## [Data rows]

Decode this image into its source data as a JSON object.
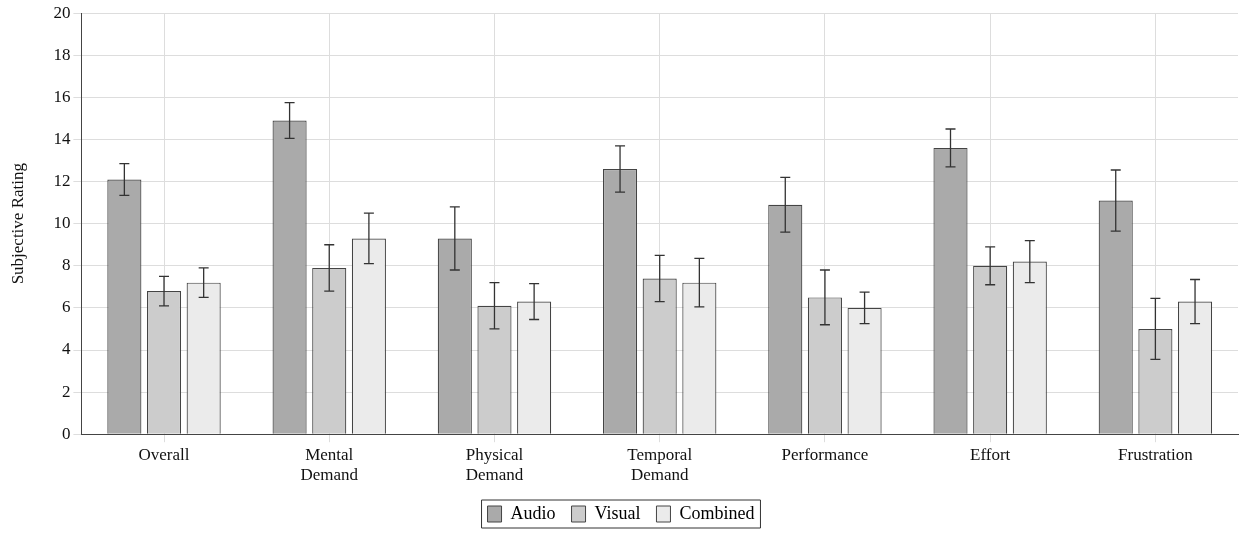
{
  "chart_data": {
    "type": "bar",
    "ylabel": "Subjective Rating",
    "categories": [
      "Overall",
      "Mental Demand",
      "Physical Demand",
      "Temporal Demand",
      "Performance",
      "Effort",
      "Frustration"
    ],
    "series": [
      {
        "name": "Audio",
        "color": "#aaaaaa",
        "values": [
          12.1,
          14.9,
          9.3,
          12.6,
          10.9,
          13.6,
          11.1
        ],
        "errors": [
          0.75,
          0.85,
          1.5,
          1.1,
          1.3,
          0.9,
          1.45
        ]
      },
      {
        "name": "Visual",
        "color": "#cccccc",
        "values": [
          6.8,
          7.9,
          6.1,
          7.4,
          6.5,
          8.0,
          5.0
        ],
        "errors": [
          0.7,
          1.1,
          1.1,
          1.1,
          1.3,
          0.9,
          1.45
        ]
      },
      {
        "name": "Combined",
        "color": "#ebebeb",
        "values": [
          7.2,
          9.3,
          6.3,
          7.2,
          6.0,
          8.2,
          6.3
        ],
        "errors": [
          0.7,
          1.2,
          0.85,
          1.15,
          0.75,
          1.0,
          1.05
        ]
      }
    ],
    "ylim": [
      0,
      20
    ],
    "yticks": [
      0,
      2,
      4,
      6,
      8,
      10,
      12,
      14,
      16,
      18,
      20
    ],
    "grid": true,
    "legend": "bottom"
  }
}
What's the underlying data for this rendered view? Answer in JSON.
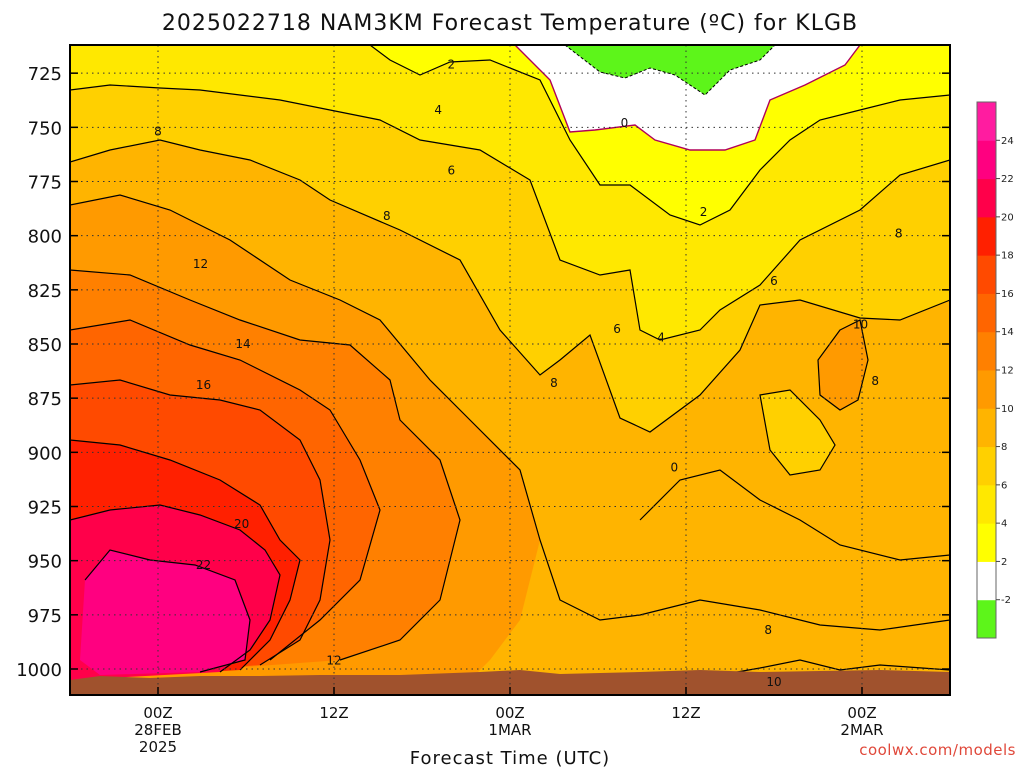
{
  "chart_data": {
    "type": "heatmap",
    "title": "2025022718 NAM3KM Forecast Temperature (ºC) for KLGB",
    "xlabel": "Forecast Time (UTC)",
    "ylabel": "",
    "credit": "coolwx.com/models",
    "y_ticks": [
      725,
      750,
      775,
      800,
      825,
      850,
      875,
      900,
      925,
      950,
      975,
      1000
    ],
    "ylim": [
      712,
      1012
    ],
    "y_inverted": true,
    "x_ticks": [
      {
        "hour": 6,
        "lines": [
          "00Z",
          "28FEB",
          "2025"
        ]
      },
      {
        "hour": 18,
        "lines": [
          "12Z"
        ]
      },
      {
        "hour": 30,
        "lines": [
          "00Z",
          "1MAR"
        ]
      },
      {
        "hour": 42,
        "lines": [
          "12Z"
        ]
      },
      {
        "hour": 54,
        "lines": [
          "00Z",
          "2MAR"
        ]
      }
    ],
    "xlim": [
      0,
      60
    ],
    "grid": true,
    "colorbar": {
      "levels": [
        -2,
        0,
        2,
        4,
        6,
        8,
        10,
        12,
        14,
        16,
        18,
        20,
        22,
        24
      ],
      "labels": [
        "-2",
        "2",
        "4",
        "6",
        "8",
        "10",
        "12",
        "14",
        "16",
        "18",
        "20",
        "22",
        "24"
      ],
      "colors": [
        "#5df51a",
        "#ffffff",
        "#ffff00",
        "#ffe800",
        "#ffd000",
        "#ffb400",
        "#ff9a00",
        "#ff8000",
        "#ff6500",
        "#ff4a00",
        "#ff2000",
        "#ff004a",
        "#ff0080",
        "#ff1ca0"
      ]
    },
    "contour_labels": [
      {
        "text": "2",
        "x": 26,
        "y": 721
      },
      {
        "text": "4",
        "x": 25.1,
        "y": 742
      },
      {
        "text": "6",
        "x": 26,
        "y": 770
      },
      {
        "text": "8",
        "x": 6,
        "y": 752
      },
      {
        "text": "8",
        "x": 21.6,
        "y": 791
      },
      {
        "text": "0",
        "x": 37.8,
        "y": 748
      },
      {
        "text": "2",
        "x": 43.2,
        "y": 789
      },
      {
        "text": "12",
        "x": 8.9,
        "y": 813
      },
      {
        "text": "14",
        "x": 11.8,
        "y": 850
      },
      {
        "text": "16",
        "x": 9.1,
        "y": 869
      },
      {
        "text": "20",
        "x": 11.7,
        "y": 933
      },
      {
        "text": "22",
        "x": 9.1,
        "y": 952
      },
      {
        "text": "12",
        "x": 18,
        "y": 996
      },
      {
        "text": "6",
        "x": 37.3,
        "y": 843
      },
      {
        "text": "4",
        "x": 40.3,
        "y": 847
      },
      {
        "text": "8",
        "x": 33,
        "y": 868
      },
      {
        "text": "6",
        "x": 48,
        "y": 821
      },
      {
        "text": "8",
        "x": 56.5,
        "y": 799
      },
      {
        "text": "10",
        "x": 53.9,
        "y": 841
      },
      {
        "text": "8",
        "x": 54.9,
        "y": 867
      },
      {
        "text": "0",
        "x": 41.2,
        "y": 907
      },
      {
        "text": "8",
        "x": 47.6,
        "y": 982
      },
      {
        "text": "10",
        "x": 48,
        "y": 1006
      }
    ]
  },
  "colors": {
    "ground": "#a0522d",
    "freezing_line": "#b0005a"
  }
}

## [Aim]
Print the listing above in full, exactly as written. Omit any pictures.

## [Result below]
Decode this image into its source data as a JSON object.
{
  "chart_data": {
    "type": "bar",
    "ylabel": "Subjective Rating",
    "categories": [
      "Overall",
      "Mental Demand",
      "Physical Demand",
      "Temporal Demand",
      "Performance",
      "Effort",
      "Frustration"
    ],
    "series": [
      {
        "name": "Audio",
        "color": "#aaaaaa",
        "values": [
          12.1,
          14.9,
          9.3,
          12.6,
          10.9,
          13.6,
          11.1
        ],
        "errors": [
          0.75,
          0.85,
          1.5,
          1.1,
          1.3,
          0.9,
          1.45
        ]
      },
      {
        "name": "Visual",
        "color": "#cccccc",
        "values": [
          6.8,
          7.9,
          6.1,
          7.4,
          6.5,
          8.0,
          5.0
        ],
        "errors": [
          0.7,
          1.1,
          1.1,
          1.1,
          1.3,
          0.9,
          1.45
        ]
      },
      {
        "name": "Combined",
        "color": "#ebebeb",
        "values": [
          7.2,
          9.3,
          6.3,
          7.2,
          6.0,
          8.2,
          6.3
        ],
        "errors": [
          0.7,
          1.2,
          0.85,
          1.15,
          0.75,
          1.0,
          1.05
        ]
      }
    ],
    "ylim": [
      0,
      20
    ],
    "yticks": [
      0,
      2,
      4,
      6,
      8,
      10,
      12,
      14,
      16,
      18,
      20
    ],
    "grid": true,
    "legend": "bottom"
  }
}
What's the underlying data for this rendered view? Answer in JSON.
{
  "chart_data": {
    "type": "heatmap",
    "title": "2025022718 NAM3KM Forecast Temperature (ºC) for KLGB",
    "xlabel": "Forecast Time (UTC)",
    "ylabel": "",
    "credit": "coolwx.com/models",
    "y_ticks": [
      725,
      750,
      775,
      800,
      825,
      850,
      875,
      900,
      925,
      950,
      975,
      1000
    ],
    "ylim": [
      712,
      1012
    ],
    "y_inverted": true,
    "x_ticks": [
      {
        "hour": 6,
        "lines": [
          "00Z",
          "28FEB",
          "2025"
        ]
      },
      {
        "hour": 18,
        "lines": [
          "12Z"
        ]
      },
      {
        "hour": 30,
        "lines": [
          "00Z",
          "1MAR"
        ]
      },
      {
        "hour": 42,
        "lines": [
          "12Z"
        ]
      },
      {
        "hour": 54,
        "lines": [
          "00Z",
          "2MAR"
        ]
      }
    ],
    "xlim": [
      0,
      60
    ],
    "grid": true,
    "colorbar": {
      "levels": [
        -2,
        0,
        2,
        4,
        6,
        8,
        10,
        12,
        14,
        16,
        18,
        20,
        22,
        24
      ],
      "labels": [
        "-2",
        "2",
        "4",
        "6",
        "8",
        "10",
        "12",
        "14",
        "16",
        "18",
        "20",
        "22",
        "24"
      ],
      "colors": [
        "#5df51a",
        "#ffffff",
        "#ffff00",
        "#ffe800",
        "#ffd000",
        "#ffb400",
        "#ff9a00",
        "#ff8000",
        "#ff6500",
        "#ff4a00",
        "#ff2000",
        "#ff004a",
        "#ff0080",
        "#ff1ca0"
      ]
    },
    "contour_labels": [
      {
        "text": "2",
        "x": 26,
        "y": 721
      },
      {
        "text": "4",
        "x": 25.1,
        "y": 742
      },
      {
        "text": "6",
        "x": 26,
        "y": 770
      },
      {
        "text": "8",
        "x": 6,
        "y": 752
      },
      {
        "text": "8",
        "x": 21.6,
        "y": 791
      },
      {
        "text": "0",
        "x": 37.8,
        "y": 748
      },
      {
        "text": "2",
        "x": 43.2,
        "y": 789
      },
      {
        "text": "12",
        "x": 8.9,
        "y": 813
      },
      {
        "text": "14",
        "x": 11.8,
        "y": 850
      },
      {
        "text": "16",
        "x": 9.1,
        "y": 869
      },
      {
        "text": "20",
        "x": 11.7,
        "y": 933
      },
      {
        "text": "22",
        "x": 9.1,
        "y": 952
      },
      {
        "text": "12",
        "x": 18,
        "y": 996
      },
      {
        "text": "6",
        "x": 37.3,
        "y": 843
      },
      {
        "text": "4",
        "x": 40.3,
        "y": 847
      },
      {
        "text": "8",
        "x": 33,
        "y": 868
      },
      {
        "text": "6",
        "x": 48,
        "y": 821
      },
      {
        "text": "8",
        "x": 56.5,
        "y": 799
      },
      {
        "text": "10",
        "x": 53.9,
        "y": 841
      },
      {
        "text": "8",
        "x": 54.9,
        "y": 867
      },
      {
        "text": "0",
        "x": 41.2,
        "y": 907
      },
      {
        "text": "8",
        "x": 47.6,
        "y": 982
      },
      {
        "text": "10",
        "x": 48,
        "y": 1006
      }
    ]
  },
  "colors": {
    "ground": "#a0522d",
    "freezing_line": "#b0005a"
  }
}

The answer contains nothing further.